> **AVAILABLE RECORDS**:
+ + +
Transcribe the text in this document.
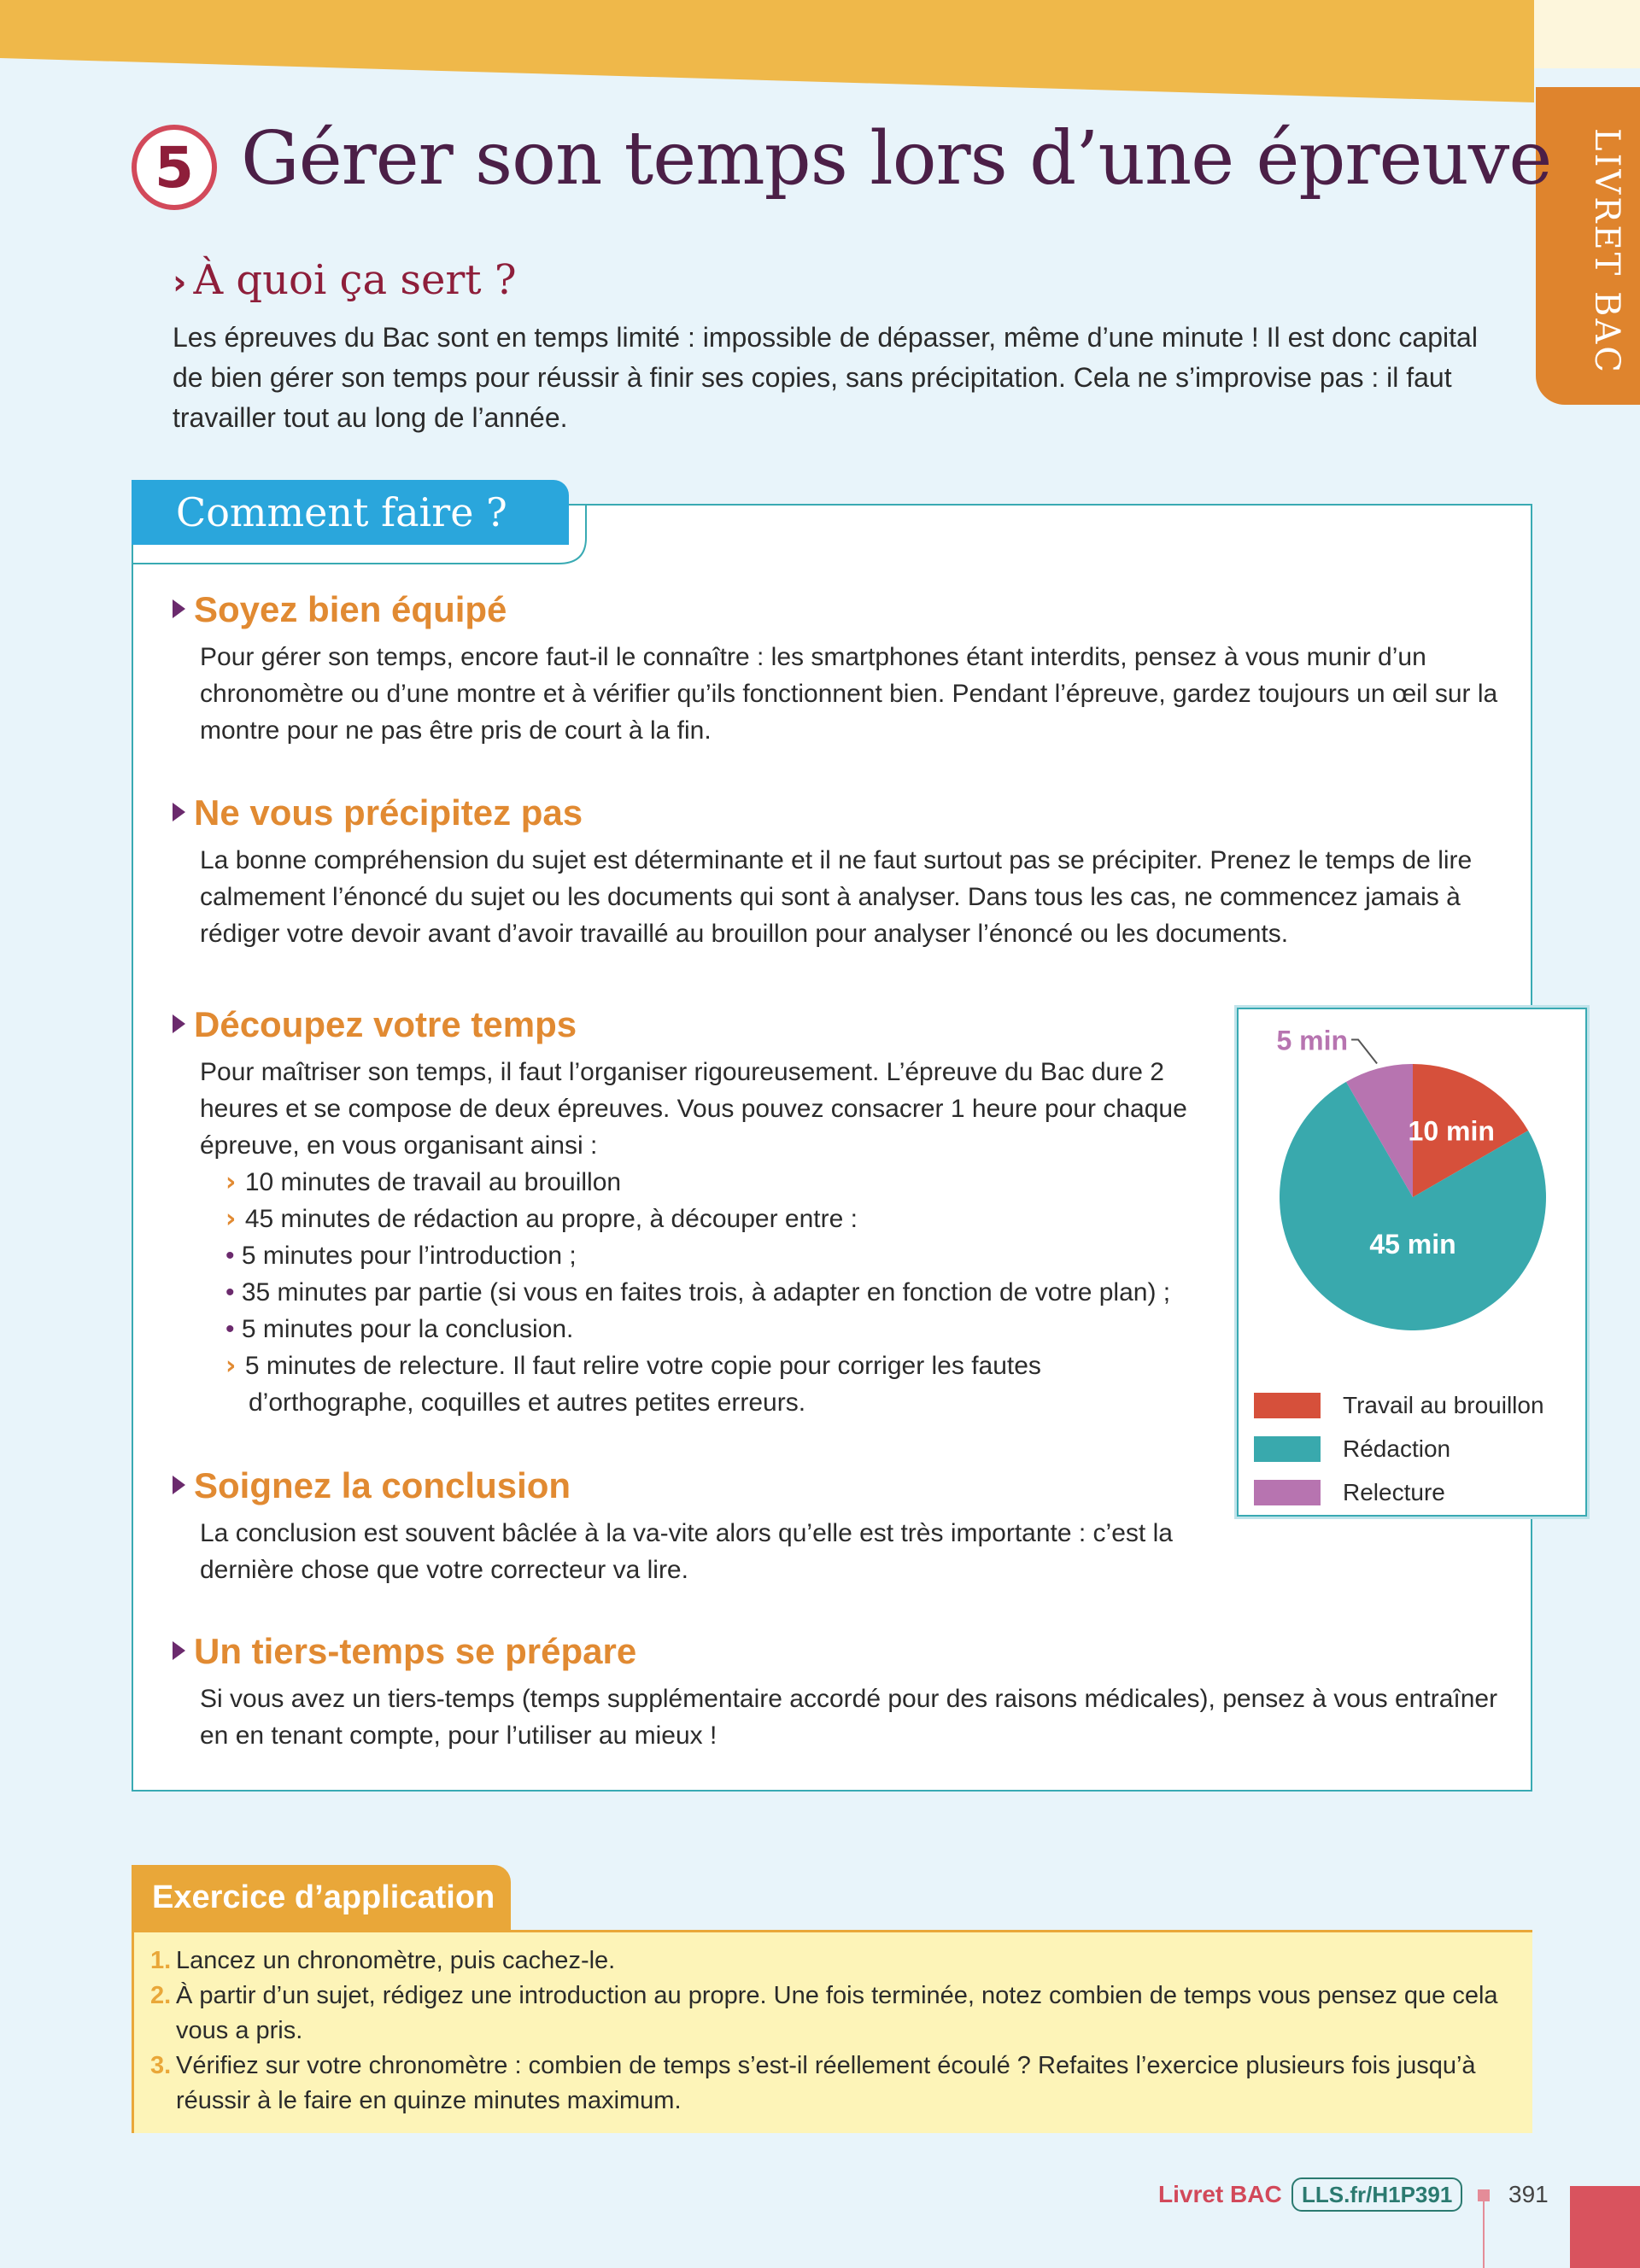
LIVRET BAC
5 Gérer son temps lors d’une épreuve
› À quoi ça sert ?

Les épreuves du Bac sont en temps limité : impossible de dépasser, même d’une minute ! Il est donc capital de bien gérer son temps pour réussir à finir ses copies, sans précipitation. Cela ne s’improvise pas : il faut travailler tout au long de l’année.

Comment faire ?
Soyez bien équipé

Pour gérer son temps, encore faut-il le connaître : les smartphones étant interdits, pensez à vous munir d’un chronomètre ou d’une montre et à vérifier qu’ils fonctionnent bien. Pendant l’épreuve, gardez toujours un œil sur la montre pour ne pas être pris de court à la fin.

Ne vous précipitez pas

La bonne compréhension du sujet est déterminante et il ne faut surtout pas se précipiter. Prenez le temps de lire calmement l’énoncé du sujet ou les documents qui sont à analyser. Dans tous les cas, ne commencez jamais à rédiger votre devoir avant d’avoir travaillé au brouillon pour analyser l’énoncé ou les documents.

Découpez votre temps

Pour maîtriser son temps, il faut l’organiser rigoureusement. L’épreuve du Bac dure 2 heures et se compose de deux épreuves. Vous pouvez consacrer 1 heure pour chaque épreuve, en vous organisant ainsi :

› 10 minutes de travail au brouillon
› 45 minutes de rédaction au propre, à découper entre :
• 5 minutes pour l’introduction ;
• 35 minutes par partie (si vous en faites trois, à adapter en fonction de votre plan) ;
• 5 minutes pour la conclusion.
› 5 minutes de relecture. Il faut relire votre copie pour corriger les fautes
d’orthographe, coquilles et autres petites erreurs.
Soignez la conclusion

La conclusion est souvent bâclée à la va-vite alors qu’elle est très importante : c’est la dernière chose que votre correcteur va lire.

Un tiers-temps se prépare

Si vous avez un tiers-temps (temps supplémentaire accordé pour des raisons médicales), pensez à vous entraîner en en tenant compte, pour l’utiliser au mieux !

10 min
45 min
5 min
Travail au brouillon
Rédaction
Relecture
Exercice d’application
1. Lancez un chronomètre, puis cachez-le.
2. À partir d’un sujet, rédigez une introduction au propre. Une fois terminée, notez combien de temps vous pensez que cela vous a pris.
3. Vérifiez sur votre chronomètre : combien de temps s’est-il réellement écoulé ? Refaites l’exercice plusieurs fois jusqu’à réussir à le faire en quinze minutes maximum.
Livret BAC LLS.fr/H1P391	391
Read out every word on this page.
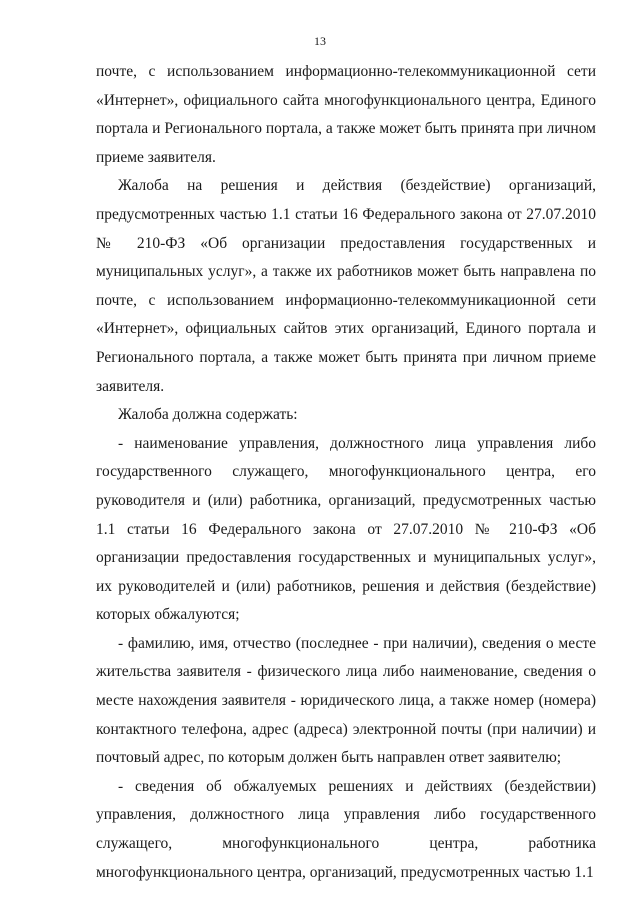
13

почте, с использованием информационно-телекоммуникационной сети «Интернет», официального сайта многофункционального центра, Единого портала и Регионального портала, а также может быть принята при личном приеме заявителя.

Жалоба на решения и действия (бездействие) организаций, предусмотренных частью 1.1 статьи 16 Федерального закона от 27.07.2010 № 210-ФЗ «Об организации предоставления государственных и муниципальных услуг», а также их работников может быть направлена по почте, с использованием информационно-телекоммуникационной сети «Интернет», официальных сайтов этих организаций, Единого портала и Регионального портала, а также может быть принята при личном приеме заявителя.

Жалоба должна содержать:

- наименование управления, должностного лица управления либо государственного служащего, многофункционального центра, его руководителя и (или) работника, организаций, предусмотренных частью 1.1 статьи 16 Федерального закона от 27.07.2010 № 210-ФЗ «Об организации предоставления государственных и муниципальных услуг», их руководителей и (или) работников, решения и действия (бездействие) которых обжалуются;

- фамилию, имя, отчество (последнее - при наличии), сведения о месте жительства заявителя - физического лица либо наименование, сведения о месте нахождения заявителя - юридического лица, а также номер (номера) контактного телефона, адрес (адреса) электронной почты (при наличии) и почтовый адрес, по которым должен быть направлен ответ заявителю;

- сведения об обжалуемых решениях и действиях (бездействии) управления, должностного лица управления либо государственного служащего, многофункционального центра, работника многофункционального центра, организаций, предусмотренных частью 1.1
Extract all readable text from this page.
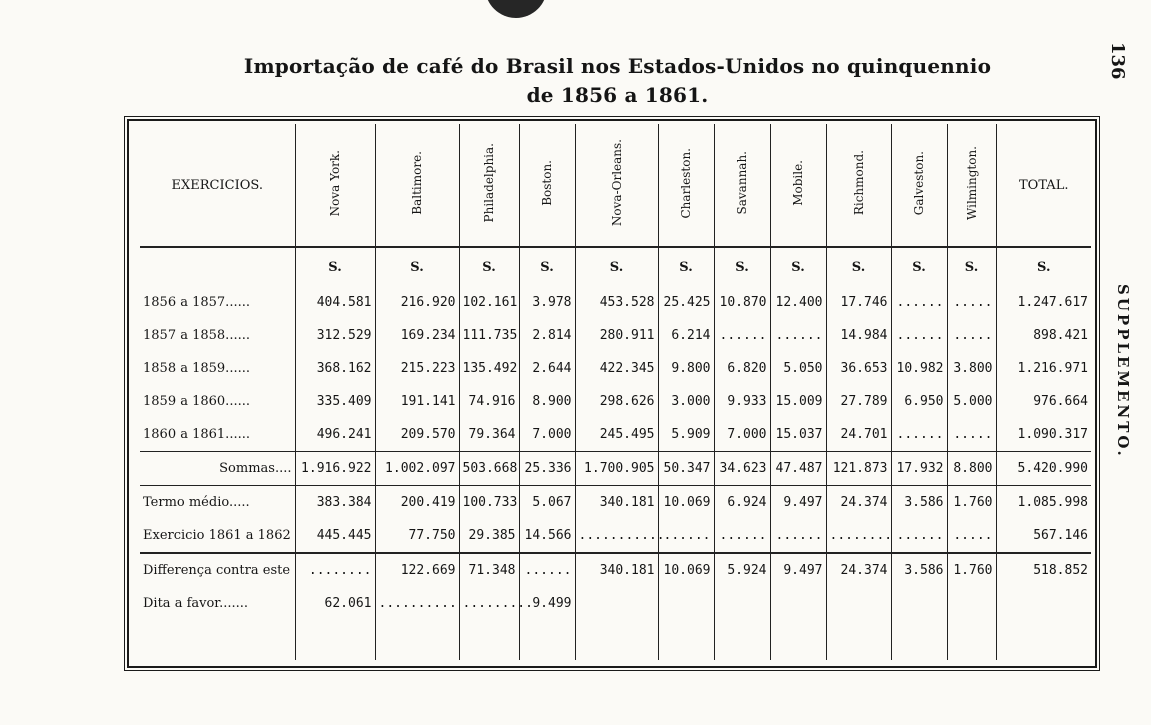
Importação de café do Brasil nos Estados-Unidos no quinquennio
de 1856 a 1861.
136
SUPPLEMENTO.
EXERCICIOS.	Nova York.	Baltimore.	Philadelphia.	Boston.	Nova-Orleans.	Charleston.	Savannah.	Mobile.	Richmond.	Galveston.	Wilmington.	TOTAL.
	S.	S.	S.	S.	S.	S.	S.	S.	S.	S.	S.	S.
1856 a 1857......	404.581	216.920	102.161	3.978	453.528	25.425	10.870	12.400	17.746	......	.....	1.247.617
1857 a 1858......	312.529	169.234	111.735	2.814	280.911	6.214	......	......	14.984	......	.....	898.421
1858 a 1859......	368.162	215.223	135.492	2.644	422.345	9.800	6.820	5.050	36.653	10.982	3.800	1.216.971
1859 a 1860......	335.409	191.141	74.916	8.900	298.626	3.000	9.933	15.009	27.789	6.950	5.000	976.664
1860 a 1861......	496.241	209.570	79.364	7.000	245.495	5.909	7.000	15.037	24.701	......	.....	1.090.317
Sommas....	1.916.922	1.002.097	503.668	25.336	1.700.905	50.347	34.623	47.487	121.873	17.932	8.800	5.420.990
Termo médio.....	383.384	200.419	100.733	5.067	340.181	10.069	6.924	9.497	24.374	3.586	1.760	1.085.998
Exercicio 1861 a 1862	445.445	77.750	29.385	14.566	...........	......	......	......	........	......	.....	567.146
Differença contra este	........	122.669	71.348	......	340.181	10.069	5.924	9.497	24.374	3.586	1.760	518.852
Dita a favor.......	62.061	..........	.........	9.499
+ + +
> **AIM**: The records above are to be restated exactly, without their pictures.

> **RESULT OF THE TASK**:
Transcribe the text in this document.
LIVRET BAC
5 Gérer son temps lors d’une épreuve
› À quoi ça sert ?

Les épreuves du Bac sont en temps limité : impossible de dépasser, même d’une minute ! Il est donc capital de bien gérer son temps pour réussir à finir ses copies, sans précipitation. Cela ne s’improvise pas : il faut travailler tout au long de l’année.

Comment faire ?
Soyez bien équipé

Pour gérer son temps, encore faut-il le connaître : les smartphones étant interdits, pensez à vous munir d’un chronomètre ou d’une montre et à vérifier qu’ils fonctionnent bien. Pendant l’épreuve, gardez toujours un œil sur la montre pour ne pas être pris de court à la fin.

Ne vous précipitez pas

La bonne compréhension du sujet est déterminante et il ne faut surtout pas se précipiter. Prenez le temps de lire calmement l’énoncé du sujet ou les documents qui sont à analyser. Dans tous les cas, ne commencez jamais à rédiger votre devoir avant d’avoir travaillé au brouillon pour analyser l’énoncé ou les documents.

Découpez votre temps

Pour maîtriser son temps, il faut l’organiser rigoureusement. L’épreuve du Bac dure 2 heures et se compose de deux épreuves. Vous pouvez consacrer 1 heure pour chaque épreuve, en vous organisant ainsi :

› 10 minutes de travail au brouillon
› 45 minutes de rédaction au propre, à découper entre :
• 5 minutes pour l’introduction ;
• 35 minutes par partie (si vous en faites trois, à adapter en fonction de votre plan) ;
• 5 minutes pour la conclusion.
› 5 minutes de relecture. Il faut relire votre copie pour corriger les fautes
d’orthographe, coquilles et autres petites erreurs.
Soignez la conclusion

La conclusion est souvent bâclée à la va-vite alors qu’elle est très importante : c’est la dernière chose que votre correcteur va lire.

Un tiers-temps se prépare

Si vous avez un tiers-temps (temps supplémentaire accordé pour des raisons médicales), pensez à vous entraîner en en tenant compte, pour l’utiliser au mieux !

10 min
45 min
5 min
Travail au brouillon
Rédaction
Relecture
Exercice d’application
1. Lancez un chronomètre, puis cachez-le.
2. À partir d’un sujet, rédigez une introduction au propre. Une fois terminée, notez combien de temps vous pensez que cela vous a pris.
3. Vérifiez sur votre chronomètre : combien de temps s’est-il réellement écoulé ? Refaites l’exercice plusieurs fois jusqu’à réussir à le faire en quinze minutes maximum.
Livret BAC LLS.fr/H1P391	391
Read out every word on this page.
13

почте, с использованием информационно-телекоммуникационной сети «Интернет», официального сайта многофункционального центра, Единого портала и Регионального портала, а также может быть принята при личном приеме заявителя.

Жалоба на решения и действия (бездействие) организаций, предусмотренных частью 1.1 статьи 16 Федерального закона от 27.07.2010 № 210-ФЗ «Об организации предоставления государственных и муниципальных услуг», а также их работников может быть направлена по почте, с использованием информационно-телекоммуникационной сети «Интернет», официальных сайтов этих организаций, Единого портала и Регионального портала, а также может быть принята при личном приеме заявителя.

Жалоба должна содержать:

- наименование управления, должностного лица управления либо государственного служащего, многофункционального центра, его руководителя и (или) работника, организаций, предусмотренных частью 1.1 статьи 16 Федерального закона от 27.07.2010 № 210-ФЗ «Об организации предоставления государственных и муниципальных услуг», их руководителей и (или) работников, решения и действия (бездействие) которых обжалуются;

- фамилию, имя, отчество (последнее - при наличии), сведения о месте жительства заявителя - физического лица либо наименование, сведения о месте нахождения заявителя - юридического лица, а также номер (номера) контактного телефона, адрес (адреса) электронной почты (при наличии) и почтовый адрес, по которым должен быть направлен ответ заявителю;

- сведения об обжалуемых решениях и действиях (бездействии) управления, должностного лица управления либо государственного служащего, многофункционального центра, работника многофункционального центра, организаций, предусмотренных частью 1.1
Extract all readable text from this page.
Importação de café do Brasil nos Estados-Unidos no quinquennio
de 1856 a 1861.
136
SUPPLEMENTO.
EXERCICIOS.	Nova York.	Baltimore.	Philadelphia.	Boston.	Nova-Orleans.	Charleston.	Savannah.	Mobile.	Richmond.	Galveston.	Wilmington.	TOTAL.
	S.	S.	S.	S.	S.	S.	S.	S.	S.	S.	S.	S.
1856 a 1857......	404.581	216.920	102.161	3.978	453.528	25.425	10.870	12.400	17.746	......	.....	1.247.617
1857 a 1858......	312.529	169.234	111.735	2.814	280.911	6.214	......	......	14.984	......	.....	898.421
1858 a 1859......	368.162	215.223	135.492	2.644	422.345	9.800	6.820	5.050	36.653	10.982	3.800	1.216.971
1859 a 1860......	335.409	191.141	74.916	8.900	298.626	3.000	9.933	15.009	27.789	6.950	5.000	976.664
1860 a 1861......	496.241	209.570	79.364	7.000	245.495	5.909	7.000	15.037	24.701	......	.....	1.090.317
Sommas....	1.916.922	1.002.097	503.668	25.336	1.700.905	50.347	34.623	47.487	121.873	17.932	8.800	5.420.990
Termo médio.....	383.384	200.419	100.733	5.067	340.181	10.069	6.924	9.497	24.374	3.586	1.760	1.085.998
Exercicio 1861 a 1862	445.445	77.750	29.385	14.566	...........	......	......	......	........	......	.....	567.146
Differença contra este	........	122.669	71.348	......	340.181	10.069	5.924	9.497	24.374	3.586	1.760	518.852
Dita a favor.......	62.061	..........	.........	9.499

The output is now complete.